Data items
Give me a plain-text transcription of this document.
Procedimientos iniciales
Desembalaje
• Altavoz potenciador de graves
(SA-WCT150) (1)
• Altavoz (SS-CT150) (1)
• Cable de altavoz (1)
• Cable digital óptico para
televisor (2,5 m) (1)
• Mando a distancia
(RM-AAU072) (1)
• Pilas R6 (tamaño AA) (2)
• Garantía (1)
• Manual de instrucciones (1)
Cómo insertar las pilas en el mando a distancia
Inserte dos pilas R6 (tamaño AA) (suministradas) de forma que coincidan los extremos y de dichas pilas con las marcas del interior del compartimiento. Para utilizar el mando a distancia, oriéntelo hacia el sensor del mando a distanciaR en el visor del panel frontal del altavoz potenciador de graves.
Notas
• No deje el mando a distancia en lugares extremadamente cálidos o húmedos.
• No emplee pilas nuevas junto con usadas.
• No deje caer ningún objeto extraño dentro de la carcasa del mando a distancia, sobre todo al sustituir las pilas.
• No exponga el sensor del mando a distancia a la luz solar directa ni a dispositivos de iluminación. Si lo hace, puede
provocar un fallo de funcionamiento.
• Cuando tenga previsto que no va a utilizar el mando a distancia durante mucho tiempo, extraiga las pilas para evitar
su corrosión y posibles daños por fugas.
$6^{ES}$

Set problem
Look through the data above. Each line containing the word "Cable" needs to be copied.

Answer to this task
• Cable de altavoz (1)
• Cable digital óptico para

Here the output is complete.